BEGIN Supplied data

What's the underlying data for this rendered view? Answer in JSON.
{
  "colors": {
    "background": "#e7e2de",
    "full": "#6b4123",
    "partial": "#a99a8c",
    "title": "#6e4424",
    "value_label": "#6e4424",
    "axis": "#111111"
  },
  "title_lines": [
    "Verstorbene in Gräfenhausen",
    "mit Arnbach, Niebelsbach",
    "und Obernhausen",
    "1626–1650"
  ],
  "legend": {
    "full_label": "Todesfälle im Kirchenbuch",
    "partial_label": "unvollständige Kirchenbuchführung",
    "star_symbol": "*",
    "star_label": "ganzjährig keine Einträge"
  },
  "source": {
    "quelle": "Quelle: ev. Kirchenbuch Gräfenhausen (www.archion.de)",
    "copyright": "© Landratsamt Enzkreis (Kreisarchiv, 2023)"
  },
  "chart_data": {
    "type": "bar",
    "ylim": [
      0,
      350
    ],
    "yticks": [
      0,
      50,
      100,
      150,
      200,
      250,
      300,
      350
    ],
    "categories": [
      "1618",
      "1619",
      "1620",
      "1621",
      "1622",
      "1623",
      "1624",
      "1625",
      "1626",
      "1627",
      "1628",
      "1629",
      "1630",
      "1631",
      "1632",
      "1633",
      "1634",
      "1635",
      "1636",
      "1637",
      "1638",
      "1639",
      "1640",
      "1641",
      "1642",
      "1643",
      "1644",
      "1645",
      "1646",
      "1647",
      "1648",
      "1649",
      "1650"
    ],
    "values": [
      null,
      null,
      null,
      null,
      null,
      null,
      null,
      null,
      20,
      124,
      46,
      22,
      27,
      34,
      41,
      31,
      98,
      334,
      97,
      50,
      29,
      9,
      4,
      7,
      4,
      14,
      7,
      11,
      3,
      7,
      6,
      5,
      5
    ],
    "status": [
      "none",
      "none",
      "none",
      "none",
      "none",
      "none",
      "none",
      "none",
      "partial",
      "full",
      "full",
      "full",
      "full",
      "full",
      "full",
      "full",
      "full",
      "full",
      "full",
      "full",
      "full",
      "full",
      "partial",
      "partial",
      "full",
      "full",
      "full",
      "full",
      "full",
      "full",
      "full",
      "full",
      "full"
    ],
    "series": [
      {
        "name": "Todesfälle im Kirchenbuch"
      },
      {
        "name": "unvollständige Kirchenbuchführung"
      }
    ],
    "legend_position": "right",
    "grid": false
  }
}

END Supplied data

▶ [Task instructions]: All lines of the data above that include the word "unvollständige" must be shown.

▶ [Solved problem]:
    "partial_label": "unvollständige Kirchenbuchführung",
        "name": "unvollständige Kirchenbuchführung"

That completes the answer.